GIVEN INSTRUCTION :: Below is a block of records: output all of them exactly and leave out the pictures.

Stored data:
+++

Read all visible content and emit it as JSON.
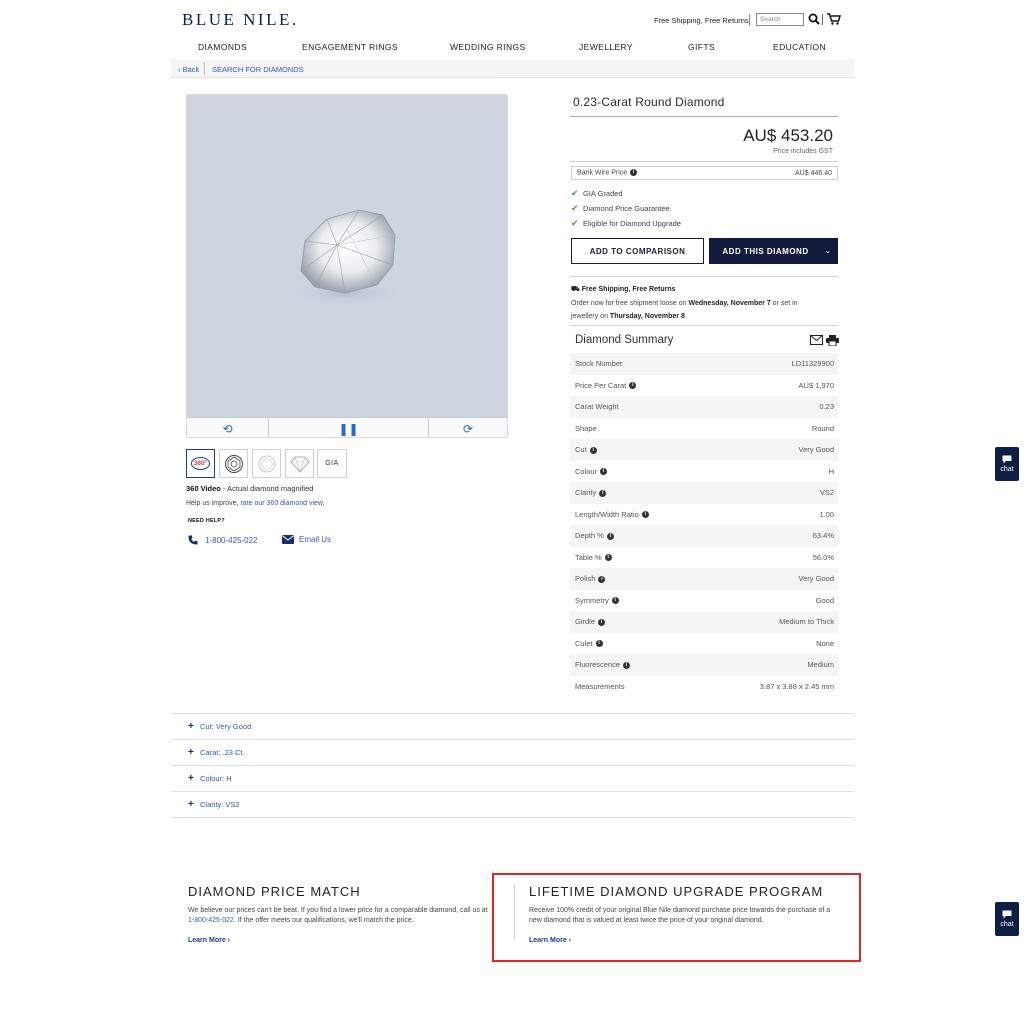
{
  "header": {
    "logo": "BLUE NILE.",
    "shipping": "Free Shipping, Free Returns",
    "search_placeholder": "Search"
  },
  "nav": [
    "DIAMONDS",
    "ENGAGEMENT RINGS",
    "WEDDING RINGS",
    "JEWELLERY",
    "GIFTS",
    "EDUCATION"
  ],
  "breadcrumb": {
    "back": "‹ Back",
    "current": "SEARCH FOR DIAMONDS"
  },
  "media": {
    "thumbs": [
      "360°",
      "",
      "",
      "",
      "GIA"
    ],
    "caption_bold": "360 Video",
    "caption_rest": " - Actual diamond magnified",
    "help_prefix": "Help us improve, ",
    "help_link": "rate our 360 diamond view.",
    "need_help": "NEED HELP?",
    "phone": "1-800-425-022",
    "email": "Email Us"
  },
  "product": {
    "title": "0.23-Carat Round Diamond",
    "price": "AU$ 453.20",
    "price_note": "Price includes GST",
    "wire_label": "Bank Wire Price",
    "wire_price": "AU$ 446.40",
    "checks": [
      "GIA Graded",
      "Diamond Price Guarantee",
      "Eligible for Diamond Upgrade"
    ],
    "btn_compare": "ADD TO COMPARISON",
    "btn_add": "ADD THIS DIAMOND",
    "shipping_head": "Free Shipping, Free Returns",
    "shipping_line1_a": "Order now for free shipment loose on ",
    "shipping_line1_b": "Wednesday, November 7",
    "shipping_line1_c": " or set in",
    "shipping_line2_a": "jewellery on ",
    "shipping_line2_b": "Thursday, November 8",
    "shipping_line2_c": "."
  },
  "summary": {
    "title": "Diamond Summary",
    "rows": [
      {
        "label": "Stock Number",
        "value": "LD11329900",
        "info": false
      },
      {
        "label": "Price Per Carat",
        "value": "AU$ 1,970",
        "info": true
      },
      {
        "label": "Carat Weight",
        "value": "0.23",
        "info": false
      },
      {
        "label": "Shape",
        "value": "Round",
        "info": false
      },
      {
        "label": "Cut",
        "value": "Very Good",
        "info": true
      },
      {
        "label": "Colour",
        "value": "H",
        "info": true
      },
      {
        "label": "Clarity",
        "value": "VS2",
        "info": true
      },
      {
        "label": "Length/Width Ratio",
        "value": "1.00",
        "info": true
      },
      {
        "label": "Depth %",
        "value": "63.4%",
        "info": true
      },
      {
        "label": "Table %",
        "value": "56.0%",
        "info": true
      },
      {
        "label": "Polish",
        "value": "Very Good",
        "info": true
      },
      {
        "label": "Symmetry",
        "value": "Good",
        "info": true
      },
      {
        "label": "Girdle",
        "value": "Medium to Thick",
        "info": true
      },
      {
        "label": "Culet",
        "value": "None",
        "info": true
      },
      {
        "label": "Fluorescence",
        "value": "Medium",
        "info": true
      },
      {
        "label": "Measurements",
        "value": "3.87 x 3.88 x 2.45 mm",
        "info": false
      }
    ]
  },
  "accordion": [
    "Cut: Very Good",
    "Carat: .23 Ct.",
    "Colour: H",
    "Clarity: VS2"
  ],
  "promo1": {
    "title": "DIAMOND PRICE MATCH",
    "text_a": "We believe our prices can't be beat. If you find a lower price for a comparable diamond, call us at ",
    "text_phone": "1-800-425-022",
    "text_b": ". If the offer meets our qualifications, we'll match the price.",
    "link": "Learn More ›"
  },
  "promo2": {
    "title": "LIFETIME DIAMOND UPGRADE PROGRAM",
    "text": "Receive 100% credit of your original Blue Nile diamond purchase price towards the purchase of a new diamond that is valued at least twice the price of your original diamond.",
    "link": "Learn More ›"
  },
  "chat_label": "chat",
  "colors": {
    "navy": "#141a3b",
    "link": "#3a56b8",
    "check": "#3aa35a",
    "highlight": "#e22424"
  }
}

+++

RESPONSE TO THIS EXERCISE ::
Read all visible content and emit it as JSON.
{
  "header": {
    "logo": "BLUE NILE.",
    "shipping": "Free Shipping, Free Returns",
    "search_placeholder": "Search"
  },
  "nav": [
    "DIAMONDS",
    "ENGAGEMENT RINGS",
    "WEDDING RINGS",
    "JEWELLERY",
    "GIFTS",
    "EDUCATION"
  ],
  "breadcrumb": {
    "back": "‹ Back",
    "current": "SEARCH FOR DIAMONDS"
  },
  "media": {
    "thumbs": [
      "360°",
      "",
      "",
      "",
      "GIA"
    ],
    "caption_bold": "360 Video",
    "caption_rest": " - Actual diamond magnified",
    "help_prefix": "Help us improve, ",
    "help_link": "rate our 360 diamond view.",
    "need_help": "NEED HELP?",
    "phone": "1-800-425-022",
    "email": "Email Us"
  },
  "product": {
    "title": "0.23-Carat Round Diamond",
    "price": "AU$ 453.20",
    "price_note": "Price includes GST",
    "wire_label": "Bank Wire Price",
    "wire_price": "AU$ 446.40",
    "checks": [
      "GIA Graded",
      "Diamond Price Guarantee",
      "Eligible for Diamond Upgrade"
    ],
    "btn_compare": "ADD TO COMPARISON",
    "btn_add": "ADD THIS DIAMOND",
    "shipping_head": "Free Shipping, Free Returns",
    "shipping_line1_a": "Order now for free shipment loose on ",
    "shipping_line1_b": "Wednesday, November 7",
    "shipping_line1_c": " or set in",
    "shipping_line2_a": "jewellery on ",
    "shipping_line2_b": "Thursday, November 8",
    "shipping_line2_c": "."
  },
  "summary": {
    "title": "Diamond Summary",
    "rows": [
      {
        "label": "Stock Number",
        "value": "LD11329900",
        "info": false
      },
      {
        "label": "Price Per Carat",
        "value": "AU$ 1,970",
        "info": true
      },
      {
        "label": "Carat Weight",
        "value": "0.23",
        "info": false
      },
      {
        "label": "Shape",
        "value": "Round",
        "info": false
      },
      {
        "label": "Cut",
        "value": "Very Good",
        "info": true
      },
      {
        "label": "Colour",
        "value": "H",
        "info": true
      },
      {
        "label": "Clarity",
        "value": "VS2",
        "info": true
      },
      {
        "label": "Length/Width Ratio",
        "value": "1.00",
        "info": true
      },
      {
        "label": "Depth %",
        "value": "63.4%",
        "info": true
      },
      {
        "label": "Table %",
        "value": "56.0%",
        "info": true
      },
      {
        "label": "Polish",
        "value": "Very Good",
        "info": true
      },
      {
        "label": "Symmetry",
        "value": "Good",
        "info": true
      },
      {
        "label": "Girdle",
        "value": "Medium to Thick",
        "info": true
      },
      {
        "label": "Culet",
        "value": "None",
        "info": true
      },
      {
        "label": "Fluorescence",
        "value": "Medium",
        "info": true
      },
      {
        "label": "Measurements",
        "value": "3.87 x 3.88 x 2.45 mm",
        "info": false
      }
    ]
  },
  "accordion": [
    "Cut: Very Good",
    "Carat: .23 Ct.",
    "Colour: H",
    "Clarity: VS2"
  ],
  "promo1": {
    "title": "DIAMOND PRICE MATCH",
    "text_a": "We believe our prices can't be beat. If you find a lower price for a comparable diamond, call us at ",
    "text_phone": "1-800-425-022",
    "text_b": ". If the offer meets our qualifications, we'll match the price.",
    "link": "Learn More ›"
  },
  "promo2": {
    "title": "LIFETIME DIAMOND UPGRADE PROGRAM",
    "text": "Receive 100% credit of your original Blue Nile diamond purchase price towards the purchase of a new diamond that is valued at least twice the price of your original diamond.",
    "link": "Learn More ›"
  },
  "chat_label": "chat",
  "colors": {
    "navy": "#141a3b",
    "link": "#3a56b8",
    "check": "#3aa35a",
    "highlight": "#e22424"
  }
}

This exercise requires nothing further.